## EXERCISE DETAILS
Would you restate all the data that follows, word for word?

## PROVIDED DATA
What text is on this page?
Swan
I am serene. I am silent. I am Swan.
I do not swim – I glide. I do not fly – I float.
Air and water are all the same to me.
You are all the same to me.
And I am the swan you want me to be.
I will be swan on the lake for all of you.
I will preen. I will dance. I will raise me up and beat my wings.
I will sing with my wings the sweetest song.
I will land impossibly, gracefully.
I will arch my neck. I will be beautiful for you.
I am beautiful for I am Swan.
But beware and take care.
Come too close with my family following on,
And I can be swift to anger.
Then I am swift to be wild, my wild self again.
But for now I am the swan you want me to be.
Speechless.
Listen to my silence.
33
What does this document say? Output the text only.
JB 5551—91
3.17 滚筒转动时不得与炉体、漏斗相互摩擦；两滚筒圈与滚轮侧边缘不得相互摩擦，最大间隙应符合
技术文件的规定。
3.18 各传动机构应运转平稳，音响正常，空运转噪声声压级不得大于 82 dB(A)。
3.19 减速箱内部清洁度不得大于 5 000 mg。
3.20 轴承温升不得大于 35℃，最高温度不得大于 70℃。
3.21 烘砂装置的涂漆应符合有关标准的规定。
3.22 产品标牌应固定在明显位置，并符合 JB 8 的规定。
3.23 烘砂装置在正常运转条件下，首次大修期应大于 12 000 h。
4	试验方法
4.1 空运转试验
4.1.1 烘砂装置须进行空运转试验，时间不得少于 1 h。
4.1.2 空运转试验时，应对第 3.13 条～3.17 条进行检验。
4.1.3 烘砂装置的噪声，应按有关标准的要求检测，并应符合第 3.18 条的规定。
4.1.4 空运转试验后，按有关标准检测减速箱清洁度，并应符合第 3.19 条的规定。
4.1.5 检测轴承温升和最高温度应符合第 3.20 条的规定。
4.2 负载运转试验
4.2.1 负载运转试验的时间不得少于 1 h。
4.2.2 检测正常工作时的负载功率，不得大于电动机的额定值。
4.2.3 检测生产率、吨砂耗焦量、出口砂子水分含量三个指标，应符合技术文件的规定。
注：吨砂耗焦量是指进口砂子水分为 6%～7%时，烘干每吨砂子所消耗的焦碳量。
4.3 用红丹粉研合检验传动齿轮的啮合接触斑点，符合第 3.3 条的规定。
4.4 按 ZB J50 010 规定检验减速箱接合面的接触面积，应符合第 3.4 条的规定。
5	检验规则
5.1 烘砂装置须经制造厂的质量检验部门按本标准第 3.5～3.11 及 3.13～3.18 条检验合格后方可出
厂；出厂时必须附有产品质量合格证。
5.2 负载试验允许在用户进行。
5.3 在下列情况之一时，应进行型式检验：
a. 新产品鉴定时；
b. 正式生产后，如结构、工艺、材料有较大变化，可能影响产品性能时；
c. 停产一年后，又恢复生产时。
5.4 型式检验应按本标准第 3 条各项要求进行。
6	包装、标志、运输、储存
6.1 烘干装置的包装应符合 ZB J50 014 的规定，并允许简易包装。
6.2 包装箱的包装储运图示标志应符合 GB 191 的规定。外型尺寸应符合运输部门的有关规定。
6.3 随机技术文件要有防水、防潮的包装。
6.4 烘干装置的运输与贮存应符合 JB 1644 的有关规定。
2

## CORRECT ANSWER
What text is on this page?
Swan
I am serene. I am silent. I am Swan.
I do not swim – I glide. I do not fly – I float.
Air and water are all the same to me.
You are all the same to me.
And I am the swan you want me to be.
I will be swan on the lake for all of you.
I will preen. I will dance. I will raise me up and beat my wings.
I will sing with my wings the sweetest song.
I will land impossibly, gracefully.
I will arch my neck. I will be beautiful for you.
I am beautiful for I am Swan.
But beware and take care.
Come too close with my family following on,
And I can be swift to anger.
Then I am swift to be wild, my wild self again.
But for now I am the swan you want me to be.
Speechless.
Listen to my silence.
33
What does this document say? Output the text only.
JB 5551—91
3.17 滚筒转动时不得与炉体、漏斗相互摩擦；两滚筒圈与滚轮侧边缘不得相互摩擦，最大间隙应符合
技术文件的规定。
3.18 各传动机构应运转平稳，音响正常，空运转噪声声压级不得大于 82 dB(A)。
3.19 减速箱内部清洁度不得大于 5 000 mg。
3.20 轴承温升不得大于 35℃，最高温度不得大于 70℃。
3.21 烘砂装置的涂漆应符合有关标准的规定。
3.22 产品标牌应固定在明显位置，并符合 JB 8 的规定。
3.23 烘砂装置在正常运转条件下，首次大修期应大于 12 000 h。
4	试验方法
4.1 空运转试验
4.1.1 烘砂装置须进行空运转试验，时间不得少于 1 h。
4.1.2 空运转试验时，应对第 3.13 条～3.17 条进行检验。
4.1.3 烘砂装置的噪声，应按有关标准的要求检测，并应符合第 3.18 条的规定。
4.1.4 空运转试验后，按有关标准检测减速箱清洁度，并应符合第 3.19 条的规定。
4.1.5 检测轴承温升和最高温度应符合第 3.20 条的规定。
4.2 负载运转试验
4.2.1 负载运转试验的时间不得少于 1 h。
4.2.2 检测正常工作时的负载功率，不得大于电动机的额定值。
4.2.3 检测生产率、吨砂耗焦量、出口砂子水分含量三个指标，应符合技术文件的规定。
注：吨砂耗焦量是指进口砂子水分为 6%～7%时，烘干每吨砂子所消耗的焦碳量。
4.3 用红丹粉研合检验传动齿轮的啮合接触斑点，符合第 3.3 条的规定。
4.4 按 ZB J50 010 规定检验减速箱接合面的接触面积，应符合第 3.4 条的规定。
5	检验规则
5.1 烘砂装置须经制造厂的质量检验部门按本标准第 3.5～3.11 及 3.13～3.18 条检验合格后方可出
厂；出厂时必须附有产品质量合格证。
5.2 负载试验允许在用户进行。
5.3 在下列情况之一时，应进行型式检验：
a. 新产品鉴定时；
b. 正式生产后，如结构、工艺、材料有较大变化，可能影响产品性能时；
c. 停产一年后，又恢复生产时。
5.4 型式检验应按本标准第 3 条各项要求进行。
6	包装、标志、运输、储存
6.1 烘干装置的包装应符合 ZB J50 014 的规定，并允许简易包装。
6.2 包装箱的包装储运图示标志应符合 GB 191 的规定。外型尺寸应符合运输部门的有关规定。
6.3 随机技术文件要有防水、防潮的包装。
6.4 烘干装置的运输与贮存应符合 JB 1644 的有关规定。
2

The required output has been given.